§ **MATERIAL FOR THE TASK**:

* * * * * * *

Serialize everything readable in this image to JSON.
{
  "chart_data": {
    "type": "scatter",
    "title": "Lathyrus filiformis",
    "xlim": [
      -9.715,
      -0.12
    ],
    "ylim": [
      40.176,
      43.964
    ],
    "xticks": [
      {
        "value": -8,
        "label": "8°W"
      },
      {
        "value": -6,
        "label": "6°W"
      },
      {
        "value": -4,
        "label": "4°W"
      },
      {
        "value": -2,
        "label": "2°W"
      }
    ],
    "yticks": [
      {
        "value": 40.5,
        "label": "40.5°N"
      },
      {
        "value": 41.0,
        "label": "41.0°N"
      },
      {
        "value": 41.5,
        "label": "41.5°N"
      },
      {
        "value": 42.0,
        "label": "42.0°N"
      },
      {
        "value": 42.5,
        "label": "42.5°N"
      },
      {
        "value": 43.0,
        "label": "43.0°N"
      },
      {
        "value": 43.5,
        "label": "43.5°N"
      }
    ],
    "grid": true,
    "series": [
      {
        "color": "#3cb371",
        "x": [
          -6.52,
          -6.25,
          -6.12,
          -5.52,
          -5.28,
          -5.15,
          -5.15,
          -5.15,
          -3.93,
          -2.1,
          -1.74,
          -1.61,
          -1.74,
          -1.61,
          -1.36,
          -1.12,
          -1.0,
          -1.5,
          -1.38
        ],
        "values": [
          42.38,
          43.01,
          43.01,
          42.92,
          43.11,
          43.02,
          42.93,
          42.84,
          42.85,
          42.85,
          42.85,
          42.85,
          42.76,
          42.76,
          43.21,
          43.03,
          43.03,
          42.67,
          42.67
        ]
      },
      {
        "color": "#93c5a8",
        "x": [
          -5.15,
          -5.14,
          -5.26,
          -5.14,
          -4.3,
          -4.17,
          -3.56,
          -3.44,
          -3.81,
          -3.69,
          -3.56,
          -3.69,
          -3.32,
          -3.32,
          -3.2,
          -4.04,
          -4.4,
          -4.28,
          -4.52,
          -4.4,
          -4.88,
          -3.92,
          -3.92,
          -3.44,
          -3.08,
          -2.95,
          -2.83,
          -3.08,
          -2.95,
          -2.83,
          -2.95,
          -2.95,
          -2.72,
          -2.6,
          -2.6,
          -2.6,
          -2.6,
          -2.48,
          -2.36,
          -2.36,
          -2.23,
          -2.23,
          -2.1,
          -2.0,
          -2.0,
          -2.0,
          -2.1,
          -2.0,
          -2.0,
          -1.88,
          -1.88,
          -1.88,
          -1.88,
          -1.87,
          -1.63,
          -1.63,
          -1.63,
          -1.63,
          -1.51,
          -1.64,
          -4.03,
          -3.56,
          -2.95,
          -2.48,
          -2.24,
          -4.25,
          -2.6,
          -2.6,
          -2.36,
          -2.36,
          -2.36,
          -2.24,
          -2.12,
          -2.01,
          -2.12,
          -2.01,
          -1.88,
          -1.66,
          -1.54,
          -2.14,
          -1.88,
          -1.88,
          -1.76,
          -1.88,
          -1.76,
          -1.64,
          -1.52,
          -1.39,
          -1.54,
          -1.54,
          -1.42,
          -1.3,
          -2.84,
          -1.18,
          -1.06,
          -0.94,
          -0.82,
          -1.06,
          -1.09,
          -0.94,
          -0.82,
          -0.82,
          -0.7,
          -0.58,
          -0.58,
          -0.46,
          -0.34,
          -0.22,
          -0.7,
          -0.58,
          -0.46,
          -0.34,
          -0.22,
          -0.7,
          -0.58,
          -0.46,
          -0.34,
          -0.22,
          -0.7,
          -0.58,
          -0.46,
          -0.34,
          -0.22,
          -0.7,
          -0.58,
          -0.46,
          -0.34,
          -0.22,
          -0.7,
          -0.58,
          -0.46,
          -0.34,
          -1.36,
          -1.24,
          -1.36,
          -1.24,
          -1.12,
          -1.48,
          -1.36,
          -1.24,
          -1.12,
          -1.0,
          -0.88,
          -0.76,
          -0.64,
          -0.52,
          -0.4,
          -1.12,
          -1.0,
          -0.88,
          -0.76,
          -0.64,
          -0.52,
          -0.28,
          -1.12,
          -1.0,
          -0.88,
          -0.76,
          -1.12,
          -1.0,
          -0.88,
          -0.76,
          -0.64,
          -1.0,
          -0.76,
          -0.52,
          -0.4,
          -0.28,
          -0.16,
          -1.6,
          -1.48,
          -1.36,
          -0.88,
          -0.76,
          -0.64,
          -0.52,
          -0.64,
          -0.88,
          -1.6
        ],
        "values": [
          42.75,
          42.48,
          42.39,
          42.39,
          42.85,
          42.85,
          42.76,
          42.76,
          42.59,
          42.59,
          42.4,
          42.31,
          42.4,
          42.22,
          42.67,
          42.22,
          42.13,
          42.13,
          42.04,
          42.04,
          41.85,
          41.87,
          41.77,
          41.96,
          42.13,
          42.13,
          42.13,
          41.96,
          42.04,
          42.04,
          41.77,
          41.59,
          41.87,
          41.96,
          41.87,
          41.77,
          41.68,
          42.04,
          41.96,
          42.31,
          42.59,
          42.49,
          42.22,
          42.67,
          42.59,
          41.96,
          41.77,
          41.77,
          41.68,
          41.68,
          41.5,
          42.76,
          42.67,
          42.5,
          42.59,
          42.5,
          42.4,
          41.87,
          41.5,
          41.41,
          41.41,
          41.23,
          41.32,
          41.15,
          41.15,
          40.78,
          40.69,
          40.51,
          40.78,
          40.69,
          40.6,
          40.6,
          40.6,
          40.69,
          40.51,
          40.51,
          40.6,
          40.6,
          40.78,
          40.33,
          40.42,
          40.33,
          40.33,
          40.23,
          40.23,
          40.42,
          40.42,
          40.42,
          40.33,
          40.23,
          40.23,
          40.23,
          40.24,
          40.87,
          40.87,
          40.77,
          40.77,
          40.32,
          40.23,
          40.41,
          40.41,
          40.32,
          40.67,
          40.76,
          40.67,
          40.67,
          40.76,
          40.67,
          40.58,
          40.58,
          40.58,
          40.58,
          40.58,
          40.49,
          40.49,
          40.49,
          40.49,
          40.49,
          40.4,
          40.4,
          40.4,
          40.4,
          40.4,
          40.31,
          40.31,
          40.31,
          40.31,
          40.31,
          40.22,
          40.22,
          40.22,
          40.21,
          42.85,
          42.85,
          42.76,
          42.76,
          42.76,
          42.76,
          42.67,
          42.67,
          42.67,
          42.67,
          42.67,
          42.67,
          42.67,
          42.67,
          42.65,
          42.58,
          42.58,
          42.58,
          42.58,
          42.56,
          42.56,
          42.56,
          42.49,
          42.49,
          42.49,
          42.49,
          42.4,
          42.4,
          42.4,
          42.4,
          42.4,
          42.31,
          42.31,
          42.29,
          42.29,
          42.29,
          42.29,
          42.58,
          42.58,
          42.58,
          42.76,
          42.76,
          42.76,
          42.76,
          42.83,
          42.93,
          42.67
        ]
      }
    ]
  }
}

* * * * * * *

§ **EXERCISE REQUIREMENTS**: All of the records must be retyped exactly as they are.

§ **RESULT OF THE EXERCISE**:
Serialize everything readable in this image to JSON.
{
  "chart_data": {
    "type": "scatter",
    "title": "Lathyrus filiformis",
    "xlim": [
      -9.715,
      -0.12
    ],
    "ylim": [
      40.176,
      43.964
    ],
    "xticks": [
      {
        "value": -8,
        "label": "8°W"
      },
      {
        "value": -6,
        "label": "6°W"
      },
      {
        "value": -4,
        "label": "4°W"
      },
      {
        "value": -2,
        "label": "2°W"
      }
    ],
    "yticks": [
      {
        "value": 40.5,
        "label": "40.5°N"
      },
      {
        "value": 41.0,
        "label": "41.0°N"
      },
      {
        "value": 41.5,
        "label": "41.5°N"
      },
      {
        "value": 42.0,
        "label": "42.0°N"
      },
      {
        "value": 42.5,
        "label": "42.5°N"
      },
      {
        "value": 43.0,
        "label": "43.0°N"
      },
      {
        "value": 43.5,
        "label": "43.5°N"
      }
    ],
    "grid": true,
    "series": [
      {
        "color": "#3cb371",
        "x": [
          -6.52,
          -6.25,
          -6.12,
          -5.52,
          -5.28,
          -5.15,
          -5.15,
          -5.15,
          -3.93,
          -2.1,
          -1.74,
          -1.61,
          -1.74,
          -1.61,
          -1.36,
          -1.12,
          -1.0,
          -1.5,
          -1.38
        ],
        "values": [
          42.38,
          43.01,
          43.01,
          42.92,
          43.11,
          43.02,
          42.93,
          42.84,
          42.85,
          42.85,
          42.85,
          42.85,
          42.76,
          42.76,
          43.21,
          43.03,
          43.03,
          42.67,
          42.67
        ]
      },
      {
        "color": "#93c5a8",
        "x": [
          -5.15,
          -5.14,
          -5.26,
          -5.14,
          -4.3,
          -4.17,
          -3.56,
          -3.44,
          -3.81,
          -3.69,
          -3.56,
          -3.69,
          -3.32,
          -3.32,
          -3.2,
          -4.04,
          -4.4,
          -4.28,
          -4.52,
          -4.4,
          -4.88,
          -3.92,
          -3.92,
          -3.44,
          -3.08,
          -2.95,
          -2.83,
          -3.08,
          -2.95,
          -2.83,
          -2.95,
          -2.95,
          -2.72,
          -2.6,
          -2.6,
          -2.6,
          -2.6,
          -2.48,
          -2.36,
          -2.36,
          -2.23,
          -2.23,
          -2.1,
          -2.0,
          -2.0,
          -2.0,
          -2.1,
          -2.0,
          -2.0,
          -1.88,
          -1.88,
          -1.88,
          -1.88,
          -1.87,
          -1.63,
          -1.63,
          -1.63,
          -1.63,
          -1.51,
          -1.64,
          -4.03,
          -3.56,
          -2.95,
          -2.48,
          -2.24,
          -4.25,
          -2.6,
          -2.6,
          -2.36,
          -2.36,
          -2.36,
          -2.24,
          -2.12,
          -2.01,
          -2.12,
          -2.01,
          -1.88,
          -1.66,
          -1.54,
          -2.14,
          -1.88,
          -1.88,
          -1.76,
          -1.88,
          -1.76,
          -1.64,
          -1.52,
          -1.39,
          -1.54,
          -1.54,
          -1.42,
          -1.3,
          -2.84,
          -1.18,
          -1.06,
          -0.94,
          -0.82,
          -1.06,
          -1.09,
          -0.94,
          -0.82,
          -0.82,
          -0.7,
          -0.58,
          -0.58,
          -0.46,
          -0.34,
          -0.22,
          -0.7,
          -0.58,
          -0.46,
          -0.34,
          -0.22,
          -0.7,
          -0.58,
          -0.46,
          -0.34,
          -0.22,
          -0.7,
          -0.58,
          -0.46,
          -0.34,
          -0.22,
          -0.7,
          -0.58,
          -0.46,
          -0.34,
          -0.22,
          -0.7,
          -0.58,
          -0.46,
          -0.34,
          -1.36,
          -1.24,
          -1.36,
          -1.24,
          -1.12,
          -1.48,
          -1.36,
          -1.24,
          -1.12,
          -1.0,
          -0.88,
          -0.76,
          -0.64,
          -0.52,
          -0.4,
          -1.12,
          -1.0,
          -0.88,
          -0.76,
          -0.64,
          -0.52,
          -0.28,
          -1.12,
          -1.0,
          -0.88,
          -0.76,
          -1.12,
          -1.0,
          -0.88,
          -0.76,
          -0.64,
          -1.0,
          -0.76,
          -0.52,
          -0.4,
          -0.28,
          -0.16,
          -1.6,
          -1.48,
          -1.36,
          -0.88,
          -0.76,
          -0.64,
          -0.52,
          -0.64,
          -0.88,
          -1.6
        ],
        "values": [
          42.75,
          42.48,
          42.39,
          42.39,
          42.85,
          42.85,
          42.76,
          42.76,
          42.59,
          42.59,
          42.4,
          42.31,
          42.4,
          42.22,
          42.67,
          42.22,
          42.13,
          42.13,
          42.04,
          42.04,
          41.85,
          41.87,
          41.77,
          41.96,
          42.13,
          42.13,
          42.13,
          41.96,
          42.04,
          42.04,
          41.77,
          41.59,
          41.87,
          41.96,
          41.87,
          41.77,
          41.68,
          42.04,
          41.96,
          42.31,
          42.59,
          42.49,
          42.22,
          42.67,
          42.59,
          41.96,
          41.77,
          41.77,
          41.68,
          41.68,
          41.5,
          42.76,
          42.67,
          42.5,
          42.59,
          42.5,
          42.4,
          41.87,
          41.5,
          41.41,
          41.41,
          41.23,
          41.32,
          41.15,
          41.15,
          40.78,
          40.69,
          40.51,
          40.78,
          40.69,
          40.6,
          40.6,
          40.6,
          40.69,
          40.51,
          40.51,
          40.6,
          40.6,
          40.78,
          40.33,
          40.42,
          40.33,
          40.33,
          40.23,
          40.23,
          40.42,
          40.42,
          40.42,
          40.33,
          40.23,
          40.23,
          40.23,
          40.24,
          40.87,
          40.87,
          40.77,
          40.77,
          40.32,
          40.23,
          40.41,
          40.41,
          40.32,
          40.67,
          40.76,
          40.67,
          40.67,
          40.76,
          40.67,
          40.58,
          40.58,
          40.58,
          40.58,
          40.58,
          40.49,
          40.49,
          40.49,
          40.49,
          40.49,
          40.4,
          40.4,
          40.4,
          40.4,
          40.4,
          40.31,
          40.31,
          40.31,
          40.31,
          40.31,
          40.22,
          40.22,
          40.22,
          40.21,
          42.85,
          42.85,
          42.76,
          42.76,
          42.76,
          42.76,
          42.67,
          42.67,
          42.67,
          42.67,
          42.67,
          42.67,
          42.67,
          42.67,
          42.65,
          42.58,
          42.58,
          42.58,
          42.58,
          42.56,
          42.56,
          42.56,
          42.49,
          42.49,
          42.49,
          42.49,
          42.4,
          42.4,
          42.4,
          42.4,
          42.4,
          42.31,
          42.31,
          42.29,
          42.29,
          42.29,
          42.29,
          42.58,
          42.58,
          42.58,
          42.76,
          42.76,
          42.76,
          42.76,
          42.83,
          42.93,
          42.67
        ]
      }
    ]
  }
}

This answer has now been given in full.